### WRITTEN EXERCISE
Locate all lines with the word "zapomniałam" and copy them out.
━━ LISTING
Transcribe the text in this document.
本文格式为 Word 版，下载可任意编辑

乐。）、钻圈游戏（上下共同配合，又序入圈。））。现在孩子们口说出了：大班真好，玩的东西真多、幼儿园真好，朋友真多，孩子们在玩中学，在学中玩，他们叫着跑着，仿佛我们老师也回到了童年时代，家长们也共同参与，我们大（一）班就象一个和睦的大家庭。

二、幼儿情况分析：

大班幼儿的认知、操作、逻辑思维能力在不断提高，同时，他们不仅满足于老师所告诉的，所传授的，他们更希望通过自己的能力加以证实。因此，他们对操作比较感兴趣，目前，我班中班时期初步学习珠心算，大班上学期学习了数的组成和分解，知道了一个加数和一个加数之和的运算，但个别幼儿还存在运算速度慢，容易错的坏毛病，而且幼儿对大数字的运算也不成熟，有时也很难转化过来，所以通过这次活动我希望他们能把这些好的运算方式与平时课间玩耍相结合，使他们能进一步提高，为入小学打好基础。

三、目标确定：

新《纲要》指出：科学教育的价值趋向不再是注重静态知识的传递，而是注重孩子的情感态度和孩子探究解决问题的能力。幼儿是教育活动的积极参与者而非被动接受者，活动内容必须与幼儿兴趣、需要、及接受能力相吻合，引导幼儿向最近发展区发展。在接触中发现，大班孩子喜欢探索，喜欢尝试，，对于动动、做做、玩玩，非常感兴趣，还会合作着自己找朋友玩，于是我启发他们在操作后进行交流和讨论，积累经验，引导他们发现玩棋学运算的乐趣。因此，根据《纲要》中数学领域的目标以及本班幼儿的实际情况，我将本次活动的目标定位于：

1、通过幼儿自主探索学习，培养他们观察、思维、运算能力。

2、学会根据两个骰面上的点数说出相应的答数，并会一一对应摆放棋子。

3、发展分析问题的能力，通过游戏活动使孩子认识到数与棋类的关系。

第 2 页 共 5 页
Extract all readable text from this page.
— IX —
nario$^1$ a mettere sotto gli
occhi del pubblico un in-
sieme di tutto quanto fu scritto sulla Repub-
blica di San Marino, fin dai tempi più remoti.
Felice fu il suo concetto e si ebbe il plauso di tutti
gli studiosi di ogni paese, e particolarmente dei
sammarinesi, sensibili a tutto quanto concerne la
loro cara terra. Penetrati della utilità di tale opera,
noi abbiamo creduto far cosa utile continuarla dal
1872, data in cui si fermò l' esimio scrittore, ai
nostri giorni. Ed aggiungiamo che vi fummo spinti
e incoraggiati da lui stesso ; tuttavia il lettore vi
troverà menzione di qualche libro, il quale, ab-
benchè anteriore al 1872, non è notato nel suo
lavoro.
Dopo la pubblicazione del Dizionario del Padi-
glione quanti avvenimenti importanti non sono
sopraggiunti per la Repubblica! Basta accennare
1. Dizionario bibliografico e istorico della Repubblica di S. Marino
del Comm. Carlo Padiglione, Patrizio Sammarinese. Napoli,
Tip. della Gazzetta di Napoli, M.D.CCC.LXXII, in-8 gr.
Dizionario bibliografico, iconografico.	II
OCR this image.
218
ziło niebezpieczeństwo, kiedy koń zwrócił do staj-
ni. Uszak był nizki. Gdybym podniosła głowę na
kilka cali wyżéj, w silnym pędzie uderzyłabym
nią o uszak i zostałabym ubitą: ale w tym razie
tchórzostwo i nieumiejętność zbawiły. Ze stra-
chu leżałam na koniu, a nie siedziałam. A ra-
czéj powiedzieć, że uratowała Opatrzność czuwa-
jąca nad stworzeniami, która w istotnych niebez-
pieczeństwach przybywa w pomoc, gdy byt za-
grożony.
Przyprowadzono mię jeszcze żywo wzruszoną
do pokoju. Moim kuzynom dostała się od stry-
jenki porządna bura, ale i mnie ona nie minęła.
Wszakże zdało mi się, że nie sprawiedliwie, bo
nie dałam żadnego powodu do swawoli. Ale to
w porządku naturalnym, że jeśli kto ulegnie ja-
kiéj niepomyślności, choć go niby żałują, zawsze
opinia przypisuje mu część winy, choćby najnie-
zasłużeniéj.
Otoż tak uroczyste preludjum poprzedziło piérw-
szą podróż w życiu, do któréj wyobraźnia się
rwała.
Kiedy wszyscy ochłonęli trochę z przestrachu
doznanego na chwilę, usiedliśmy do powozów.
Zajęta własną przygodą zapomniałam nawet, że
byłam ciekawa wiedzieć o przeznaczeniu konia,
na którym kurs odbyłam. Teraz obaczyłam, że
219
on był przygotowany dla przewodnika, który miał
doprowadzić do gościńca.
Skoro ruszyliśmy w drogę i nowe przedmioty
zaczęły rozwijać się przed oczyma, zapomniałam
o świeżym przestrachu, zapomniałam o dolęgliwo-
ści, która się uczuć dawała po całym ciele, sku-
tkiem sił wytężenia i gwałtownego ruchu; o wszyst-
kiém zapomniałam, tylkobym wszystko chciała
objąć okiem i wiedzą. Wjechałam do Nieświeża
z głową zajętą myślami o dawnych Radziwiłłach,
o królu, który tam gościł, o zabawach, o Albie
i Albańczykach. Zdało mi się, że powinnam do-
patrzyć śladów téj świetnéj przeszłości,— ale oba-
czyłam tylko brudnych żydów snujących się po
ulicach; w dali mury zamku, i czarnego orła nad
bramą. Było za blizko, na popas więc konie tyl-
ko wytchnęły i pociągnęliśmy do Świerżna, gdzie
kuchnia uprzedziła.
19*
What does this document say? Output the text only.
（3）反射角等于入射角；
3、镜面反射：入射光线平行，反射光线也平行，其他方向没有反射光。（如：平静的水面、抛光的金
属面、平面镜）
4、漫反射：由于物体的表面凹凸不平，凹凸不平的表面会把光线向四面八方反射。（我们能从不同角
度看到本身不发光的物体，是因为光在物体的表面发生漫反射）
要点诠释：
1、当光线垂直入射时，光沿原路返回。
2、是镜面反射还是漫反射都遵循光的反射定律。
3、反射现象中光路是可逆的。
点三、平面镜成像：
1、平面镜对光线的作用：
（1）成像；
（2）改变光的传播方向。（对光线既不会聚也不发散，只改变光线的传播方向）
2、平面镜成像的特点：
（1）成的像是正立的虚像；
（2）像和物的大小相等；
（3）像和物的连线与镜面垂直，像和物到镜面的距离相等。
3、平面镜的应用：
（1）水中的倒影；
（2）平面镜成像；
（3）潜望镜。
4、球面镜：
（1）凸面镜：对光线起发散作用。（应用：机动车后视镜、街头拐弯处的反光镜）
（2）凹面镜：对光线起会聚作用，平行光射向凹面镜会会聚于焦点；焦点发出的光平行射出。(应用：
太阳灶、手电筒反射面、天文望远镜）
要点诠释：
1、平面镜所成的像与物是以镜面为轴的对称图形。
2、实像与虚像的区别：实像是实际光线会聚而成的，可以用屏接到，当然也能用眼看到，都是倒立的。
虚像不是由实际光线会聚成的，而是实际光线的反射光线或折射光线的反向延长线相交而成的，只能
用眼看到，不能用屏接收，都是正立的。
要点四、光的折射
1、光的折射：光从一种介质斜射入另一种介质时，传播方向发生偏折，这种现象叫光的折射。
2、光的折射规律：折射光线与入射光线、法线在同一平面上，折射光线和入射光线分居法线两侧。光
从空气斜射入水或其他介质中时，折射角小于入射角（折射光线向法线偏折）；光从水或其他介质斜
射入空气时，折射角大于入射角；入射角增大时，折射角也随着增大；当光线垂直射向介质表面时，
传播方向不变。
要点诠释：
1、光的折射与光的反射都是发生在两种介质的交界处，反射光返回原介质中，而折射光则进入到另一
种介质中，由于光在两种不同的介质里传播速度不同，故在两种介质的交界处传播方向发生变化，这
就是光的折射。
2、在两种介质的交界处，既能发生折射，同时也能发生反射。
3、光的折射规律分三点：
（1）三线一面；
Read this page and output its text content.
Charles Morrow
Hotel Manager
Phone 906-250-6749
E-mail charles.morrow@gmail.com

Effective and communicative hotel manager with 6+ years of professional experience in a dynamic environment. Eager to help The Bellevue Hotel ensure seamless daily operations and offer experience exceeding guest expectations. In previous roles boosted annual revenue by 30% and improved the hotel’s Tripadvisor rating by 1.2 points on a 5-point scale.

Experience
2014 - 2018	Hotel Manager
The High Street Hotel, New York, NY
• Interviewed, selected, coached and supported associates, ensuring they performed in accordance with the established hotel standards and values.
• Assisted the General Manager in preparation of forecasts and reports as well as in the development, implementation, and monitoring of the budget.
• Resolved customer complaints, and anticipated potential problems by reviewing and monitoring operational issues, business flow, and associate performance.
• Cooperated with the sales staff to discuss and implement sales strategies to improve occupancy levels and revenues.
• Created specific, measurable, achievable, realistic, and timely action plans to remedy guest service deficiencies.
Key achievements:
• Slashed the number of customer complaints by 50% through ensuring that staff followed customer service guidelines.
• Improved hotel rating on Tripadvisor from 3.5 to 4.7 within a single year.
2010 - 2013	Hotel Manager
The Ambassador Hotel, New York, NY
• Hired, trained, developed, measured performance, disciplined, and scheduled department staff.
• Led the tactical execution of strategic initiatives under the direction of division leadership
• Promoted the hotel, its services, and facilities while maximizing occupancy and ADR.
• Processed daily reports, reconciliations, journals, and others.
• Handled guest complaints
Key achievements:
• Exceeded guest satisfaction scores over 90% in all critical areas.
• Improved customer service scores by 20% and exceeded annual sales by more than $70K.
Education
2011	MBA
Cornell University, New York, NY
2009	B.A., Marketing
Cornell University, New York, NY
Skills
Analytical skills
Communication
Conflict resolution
━━━━
### ANSWER TO THE EXERCISE
Zajęta własną przygodą zapomniałam nawet, że
zaczęły rozwijać się przed oczyma, zapomniałam
o świeżym przestrachu, zapomniałam o dolęgliwo-
kiém zapomniałam, tylkobym wszystko chciała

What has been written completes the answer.